- _Task to complete_
Output solely the number of lines containing the string "PUTSON".

Dataset listings of figures

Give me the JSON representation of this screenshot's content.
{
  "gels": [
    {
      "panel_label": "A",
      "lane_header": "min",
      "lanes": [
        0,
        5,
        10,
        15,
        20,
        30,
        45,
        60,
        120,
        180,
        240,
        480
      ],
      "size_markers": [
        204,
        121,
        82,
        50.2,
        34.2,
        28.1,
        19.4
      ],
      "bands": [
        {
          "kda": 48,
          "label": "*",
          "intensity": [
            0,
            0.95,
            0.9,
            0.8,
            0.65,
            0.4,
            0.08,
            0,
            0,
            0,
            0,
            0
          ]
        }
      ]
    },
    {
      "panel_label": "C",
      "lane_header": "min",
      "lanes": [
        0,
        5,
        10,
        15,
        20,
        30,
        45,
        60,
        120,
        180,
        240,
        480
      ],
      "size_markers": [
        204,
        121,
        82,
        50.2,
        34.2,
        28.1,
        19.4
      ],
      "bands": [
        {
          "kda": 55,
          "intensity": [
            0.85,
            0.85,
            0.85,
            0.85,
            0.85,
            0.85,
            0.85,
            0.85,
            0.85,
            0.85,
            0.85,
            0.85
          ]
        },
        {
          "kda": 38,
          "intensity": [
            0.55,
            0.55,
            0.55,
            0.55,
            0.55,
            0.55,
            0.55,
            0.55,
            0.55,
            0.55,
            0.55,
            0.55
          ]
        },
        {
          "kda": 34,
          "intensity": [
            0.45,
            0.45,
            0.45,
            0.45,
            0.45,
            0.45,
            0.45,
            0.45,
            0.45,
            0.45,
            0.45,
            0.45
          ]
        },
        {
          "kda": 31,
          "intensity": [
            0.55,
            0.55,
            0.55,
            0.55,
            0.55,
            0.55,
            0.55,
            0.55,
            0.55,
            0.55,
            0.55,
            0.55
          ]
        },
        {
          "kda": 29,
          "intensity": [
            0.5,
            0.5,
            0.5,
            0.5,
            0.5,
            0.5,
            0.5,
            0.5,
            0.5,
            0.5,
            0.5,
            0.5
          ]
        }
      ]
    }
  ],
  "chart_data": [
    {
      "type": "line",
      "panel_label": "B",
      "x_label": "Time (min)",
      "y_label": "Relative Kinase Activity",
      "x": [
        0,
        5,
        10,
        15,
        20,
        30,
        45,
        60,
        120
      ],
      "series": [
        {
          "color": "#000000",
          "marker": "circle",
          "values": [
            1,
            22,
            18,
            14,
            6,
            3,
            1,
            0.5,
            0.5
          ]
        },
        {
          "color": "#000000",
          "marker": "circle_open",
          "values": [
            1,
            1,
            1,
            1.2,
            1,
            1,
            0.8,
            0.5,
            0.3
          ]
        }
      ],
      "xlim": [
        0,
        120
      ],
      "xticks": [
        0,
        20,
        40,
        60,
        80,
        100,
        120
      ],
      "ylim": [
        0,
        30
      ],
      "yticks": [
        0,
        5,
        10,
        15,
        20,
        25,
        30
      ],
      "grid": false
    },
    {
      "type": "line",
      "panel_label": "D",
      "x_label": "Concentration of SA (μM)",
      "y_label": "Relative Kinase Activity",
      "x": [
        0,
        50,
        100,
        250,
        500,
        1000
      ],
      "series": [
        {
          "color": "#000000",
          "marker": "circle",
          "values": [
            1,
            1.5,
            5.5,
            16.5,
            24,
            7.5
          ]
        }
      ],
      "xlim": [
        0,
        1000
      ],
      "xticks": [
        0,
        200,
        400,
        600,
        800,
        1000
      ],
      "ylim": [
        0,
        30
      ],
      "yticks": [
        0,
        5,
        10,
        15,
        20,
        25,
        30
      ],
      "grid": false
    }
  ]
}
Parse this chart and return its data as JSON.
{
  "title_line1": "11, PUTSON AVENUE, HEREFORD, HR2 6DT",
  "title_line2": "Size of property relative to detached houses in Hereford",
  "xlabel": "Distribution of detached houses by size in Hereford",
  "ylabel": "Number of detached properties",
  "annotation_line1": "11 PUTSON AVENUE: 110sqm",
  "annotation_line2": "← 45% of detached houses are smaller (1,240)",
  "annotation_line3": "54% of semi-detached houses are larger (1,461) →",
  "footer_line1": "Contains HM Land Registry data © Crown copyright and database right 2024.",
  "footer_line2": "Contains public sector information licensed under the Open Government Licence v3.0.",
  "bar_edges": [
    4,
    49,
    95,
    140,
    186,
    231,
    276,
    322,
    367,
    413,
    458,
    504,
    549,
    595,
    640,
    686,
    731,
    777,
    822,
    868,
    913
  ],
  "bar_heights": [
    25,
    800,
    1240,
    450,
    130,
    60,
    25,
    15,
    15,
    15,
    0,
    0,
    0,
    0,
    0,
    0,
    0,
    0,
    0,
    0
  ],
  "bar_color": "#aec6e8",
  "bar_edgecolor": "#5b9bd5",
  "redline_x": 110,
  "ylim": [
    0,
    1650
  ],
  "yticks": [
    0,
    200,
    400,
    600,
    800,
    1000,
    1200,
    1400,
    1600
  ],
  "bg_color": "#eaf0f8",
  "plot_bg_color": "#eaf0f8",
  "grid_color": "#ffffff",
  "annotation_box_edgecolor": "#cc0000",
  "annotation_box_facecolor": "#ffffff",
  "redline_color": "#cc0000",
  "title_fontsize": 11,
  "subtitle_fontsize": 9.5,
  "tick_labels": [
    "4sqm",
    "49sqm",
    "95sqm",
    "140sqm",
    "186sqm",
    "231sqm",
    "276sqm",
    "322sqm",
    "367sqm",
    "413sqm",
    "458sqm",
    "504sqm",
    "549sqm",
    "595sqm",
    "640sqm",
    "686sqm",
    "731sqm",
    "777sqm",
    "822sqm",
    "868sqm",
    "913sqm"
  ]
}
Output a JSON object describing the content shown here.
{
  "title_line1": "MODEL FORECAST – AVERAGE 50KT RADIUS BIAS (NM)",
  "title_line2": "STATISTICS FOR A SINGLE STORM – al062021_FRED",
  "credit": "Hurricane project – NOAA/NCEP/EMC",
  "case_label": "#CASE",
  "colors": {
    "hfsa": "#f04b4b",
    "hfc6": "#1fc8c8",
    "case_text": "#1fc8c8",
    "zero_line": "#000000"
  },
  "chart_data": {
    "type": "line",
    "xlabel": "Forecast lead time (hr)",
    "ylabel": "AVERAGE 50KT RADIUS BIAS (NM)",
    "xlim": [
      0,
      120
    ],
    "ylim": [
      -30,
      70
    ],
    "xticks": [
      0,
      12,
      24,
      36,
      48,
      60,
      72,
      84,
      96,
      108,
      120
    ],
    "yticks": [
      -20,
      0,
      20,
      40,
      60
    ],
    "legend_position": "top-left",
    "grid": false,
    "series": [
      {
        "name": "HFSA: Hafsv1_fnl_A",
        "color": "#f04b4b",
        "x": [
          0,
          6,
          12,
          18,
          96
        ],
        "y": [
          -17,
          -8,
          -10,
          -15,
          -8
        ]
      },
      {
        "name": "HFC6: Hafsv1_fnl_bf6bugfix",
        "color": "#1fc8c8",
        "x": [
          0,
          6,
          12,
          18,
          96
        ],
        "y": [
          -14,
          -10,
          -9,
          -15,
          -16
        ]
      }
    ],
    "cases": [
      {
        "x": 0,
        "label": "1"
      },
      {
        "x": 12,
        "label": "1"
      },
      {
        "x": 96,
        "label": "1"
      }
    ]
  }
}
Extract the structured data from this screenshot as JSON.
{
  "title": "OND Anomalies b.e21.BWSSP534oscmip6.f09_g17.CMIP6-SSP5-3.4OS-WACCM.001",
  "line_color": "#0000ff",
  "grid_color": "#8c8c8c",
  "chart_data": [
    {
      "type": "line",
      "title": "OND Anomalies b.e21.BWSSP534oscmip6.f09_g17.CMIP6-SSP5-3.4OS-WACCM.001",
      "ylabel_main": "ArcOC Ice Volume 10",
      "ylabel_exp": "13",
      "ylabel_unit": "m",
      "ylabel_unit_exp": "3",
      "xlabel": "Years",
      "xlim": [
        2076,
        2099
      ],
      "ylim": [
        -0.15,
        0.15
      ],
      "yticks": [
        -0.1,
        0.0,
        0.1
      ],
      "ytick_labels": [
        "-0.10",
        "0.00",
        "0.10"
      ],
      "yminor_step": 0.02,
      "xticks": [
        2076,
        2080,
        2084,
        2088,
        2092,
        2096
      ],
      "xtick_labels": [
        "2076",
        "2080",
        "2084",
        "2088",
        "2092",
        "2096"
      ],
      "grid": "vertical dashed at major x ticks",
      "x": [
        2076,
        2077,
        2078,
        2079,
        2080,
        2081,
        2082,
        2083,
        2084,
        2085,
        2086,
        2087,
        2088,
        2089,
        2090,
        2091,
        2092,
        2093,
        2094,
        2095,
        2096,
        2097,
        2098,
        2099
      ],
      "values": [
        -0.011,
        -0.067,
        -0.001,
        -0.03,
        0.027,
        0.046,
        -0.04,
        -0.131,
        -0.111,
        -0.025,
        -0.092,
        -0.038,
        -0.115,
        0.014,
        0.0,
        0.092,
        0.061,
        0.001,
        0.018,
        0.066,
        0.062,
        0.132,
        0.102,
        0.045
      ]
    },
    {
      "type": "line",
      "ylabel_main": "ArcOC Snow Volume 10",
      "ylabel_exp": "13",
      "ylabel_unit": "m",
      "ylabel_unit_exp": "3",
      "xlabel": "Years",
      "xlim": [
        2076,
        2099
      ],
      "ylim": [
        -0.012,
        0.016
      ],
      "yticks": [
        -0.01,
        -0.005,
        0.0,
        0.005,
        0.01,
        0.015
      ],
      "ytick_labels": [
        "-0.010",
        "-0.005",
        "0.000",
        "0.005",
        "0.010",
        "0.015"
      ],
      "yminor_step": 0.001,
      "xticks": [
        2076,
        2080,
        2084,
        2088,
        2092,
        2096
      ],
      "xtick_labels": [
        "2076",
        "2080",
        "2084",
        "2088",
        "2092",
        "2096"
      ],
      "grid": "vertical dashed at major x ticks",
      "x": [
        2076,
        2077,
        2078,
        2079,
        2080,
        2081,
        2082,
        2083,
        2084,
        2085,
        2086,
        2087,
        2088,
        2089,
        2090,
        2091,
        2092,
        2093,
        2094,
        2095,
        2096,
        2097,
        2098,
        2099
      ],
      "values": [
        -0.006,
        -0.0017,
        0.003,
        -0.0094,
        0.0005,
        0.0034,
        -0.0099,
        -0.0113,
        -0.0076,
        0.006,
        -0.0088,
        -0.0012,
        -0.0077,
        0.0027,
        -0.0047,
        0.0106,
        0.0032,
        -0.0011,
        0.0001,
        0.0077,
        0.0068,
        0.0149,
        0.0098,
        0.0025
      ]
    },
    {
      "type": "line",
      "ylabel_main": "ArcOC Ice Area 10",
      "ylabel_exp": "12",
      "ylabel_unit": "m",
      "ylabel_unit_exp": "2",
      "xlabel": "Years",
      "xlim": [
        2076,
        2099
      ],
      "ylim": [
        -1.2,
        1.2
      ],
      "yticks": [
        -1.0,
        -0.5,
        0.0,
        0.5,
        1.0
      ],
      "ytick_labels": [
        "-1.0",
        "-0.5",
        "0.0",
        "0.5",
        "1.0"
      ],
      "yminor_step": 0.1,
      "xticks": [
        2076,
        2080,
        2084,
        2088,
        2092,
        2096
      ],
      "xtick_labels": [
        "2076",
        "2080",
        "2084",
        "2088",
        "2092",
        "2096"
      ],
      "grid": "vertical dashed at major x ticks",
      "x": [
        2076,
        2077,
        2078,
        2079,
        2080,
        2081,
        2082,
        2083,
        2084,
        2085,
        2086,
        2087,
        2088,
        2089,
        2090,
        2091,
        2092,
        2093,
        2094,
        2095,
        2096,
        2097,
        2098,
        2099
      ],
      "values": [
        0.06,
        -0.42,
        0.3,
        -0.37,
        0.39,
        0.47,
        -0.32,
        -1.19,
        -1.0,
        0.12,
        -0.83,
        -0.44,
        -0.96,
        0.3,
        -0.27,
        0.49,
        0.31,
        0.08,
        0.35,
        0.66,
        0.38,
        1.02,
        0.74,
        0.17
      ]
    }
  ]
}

- _Result for this exercise_
2